Data excerpts:
......
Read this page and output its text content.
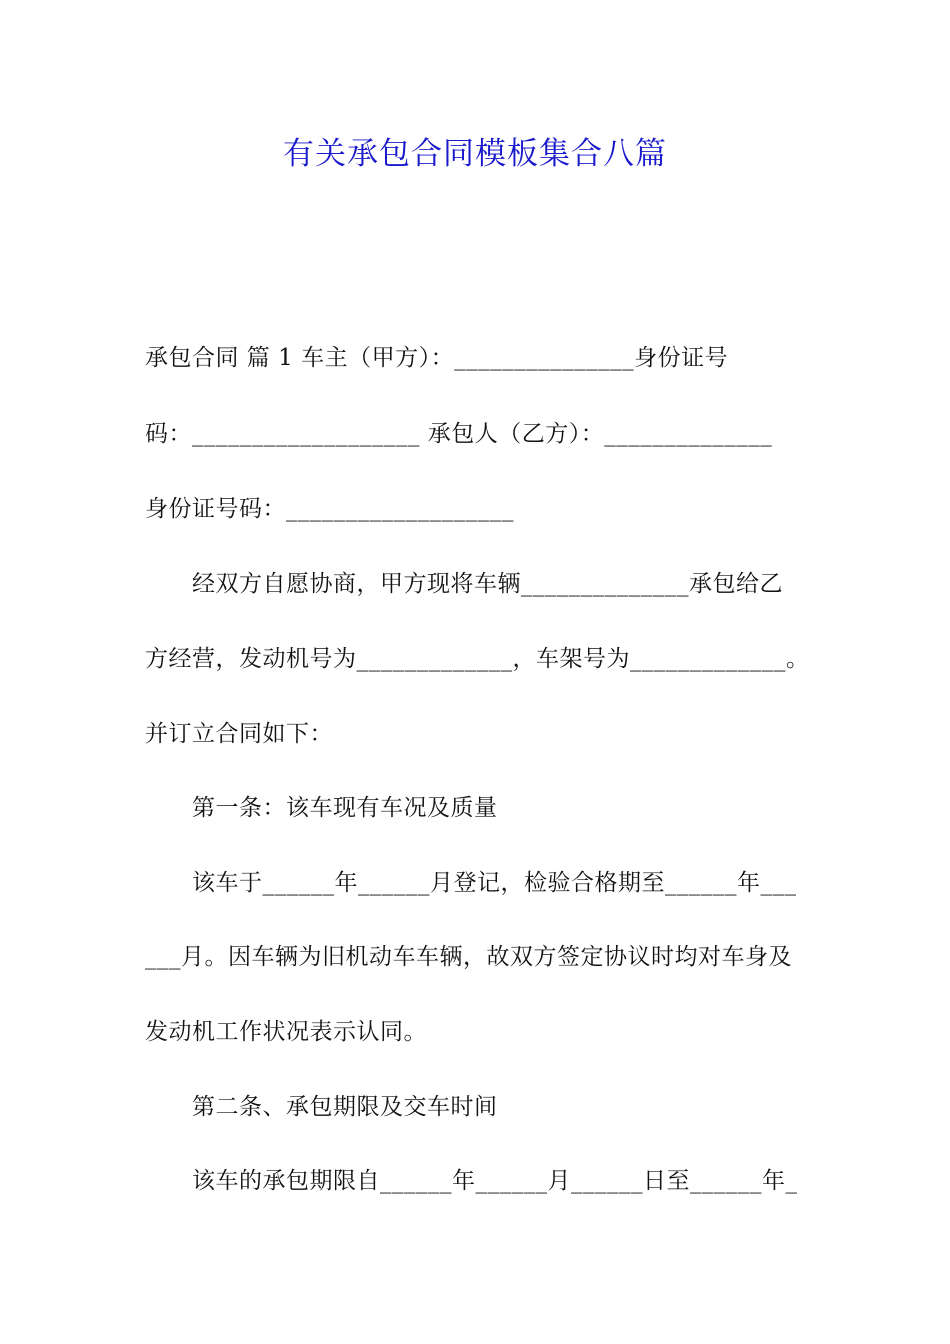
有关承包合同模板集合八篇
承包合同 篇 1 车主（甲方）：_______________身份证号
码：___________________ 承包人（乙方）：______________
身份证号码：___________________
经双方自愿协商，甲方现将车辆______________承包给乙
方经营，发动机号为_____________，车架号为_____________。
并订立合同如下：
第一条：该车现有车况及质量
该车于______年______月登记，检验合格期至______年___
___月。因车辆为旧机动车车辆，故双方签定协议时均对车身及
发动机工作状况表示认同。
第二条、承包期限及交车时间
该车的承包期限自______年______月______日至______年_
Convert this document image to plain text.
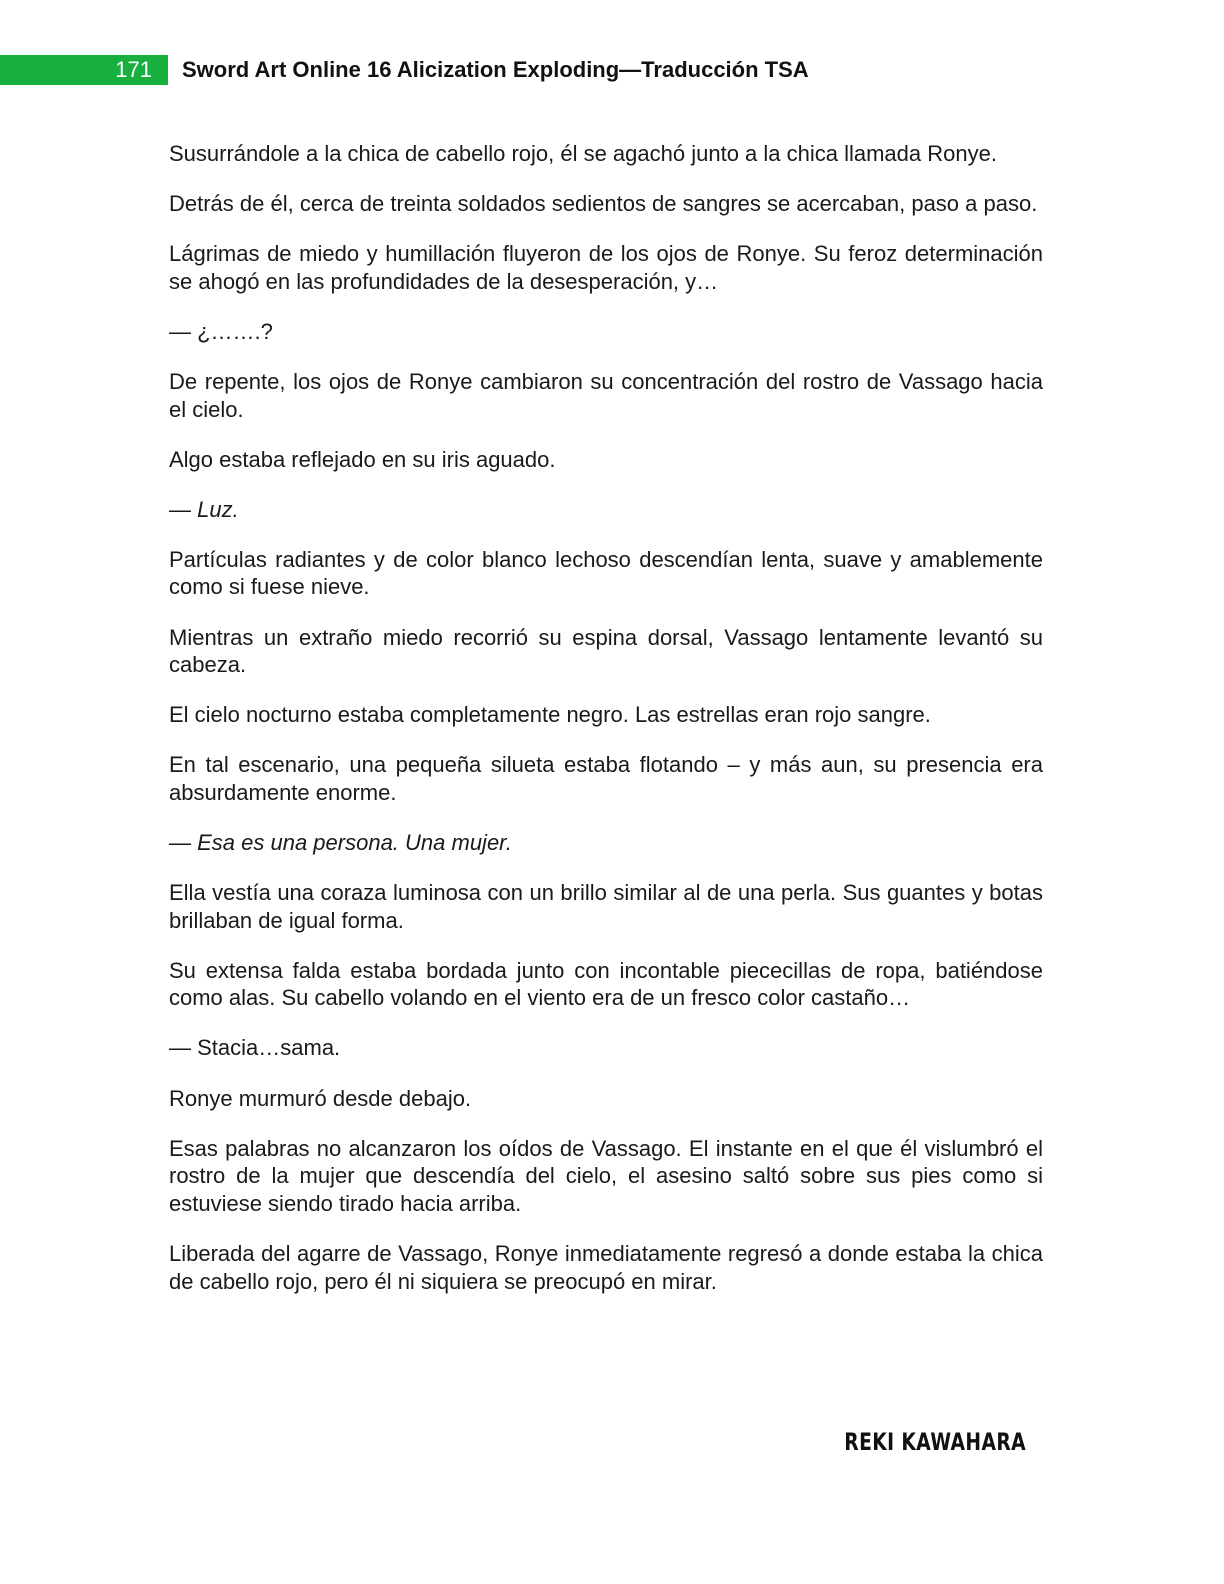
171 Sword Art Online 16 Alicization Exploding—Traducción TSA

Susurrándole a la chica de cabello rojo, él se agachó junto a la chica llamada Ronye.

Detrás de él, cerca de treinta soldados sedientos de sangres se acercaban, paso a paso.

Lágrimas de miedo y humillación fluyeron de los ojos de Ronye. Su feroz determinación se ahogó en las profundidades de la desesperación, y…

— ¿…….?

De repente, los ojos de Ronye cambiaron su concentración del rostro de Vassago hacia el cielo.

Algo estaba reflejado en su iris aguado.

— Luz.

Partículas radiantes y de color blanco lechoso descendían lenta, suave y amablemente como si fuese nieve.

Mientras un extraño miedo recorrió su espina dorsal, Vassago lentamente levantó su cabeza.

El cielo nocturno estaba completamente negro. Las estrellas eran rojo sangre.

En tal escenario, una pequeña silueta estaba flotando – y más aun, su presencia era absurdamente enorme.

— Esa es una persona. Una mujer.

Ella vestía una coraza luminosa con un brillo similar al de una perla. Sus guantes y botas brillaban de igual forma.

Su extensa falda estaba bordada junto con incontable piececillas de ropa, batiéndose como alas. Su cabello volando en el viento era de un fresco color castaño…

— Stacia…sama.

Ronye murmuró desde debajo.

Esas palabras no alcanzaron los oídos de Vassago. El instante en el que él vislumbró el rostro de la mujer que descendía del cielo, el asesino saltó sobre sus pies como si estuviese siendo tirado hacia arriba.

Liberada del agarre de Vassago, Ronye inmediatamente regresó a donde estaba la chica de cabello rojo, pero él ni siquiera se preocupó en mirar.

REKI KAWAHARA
......
■ **Exercise requirements**: Look over the listing. Pull out every line with the string "this" in it.

■ **Exercise solution**:
Read this page and output its text content.
Convert this document image to plain text.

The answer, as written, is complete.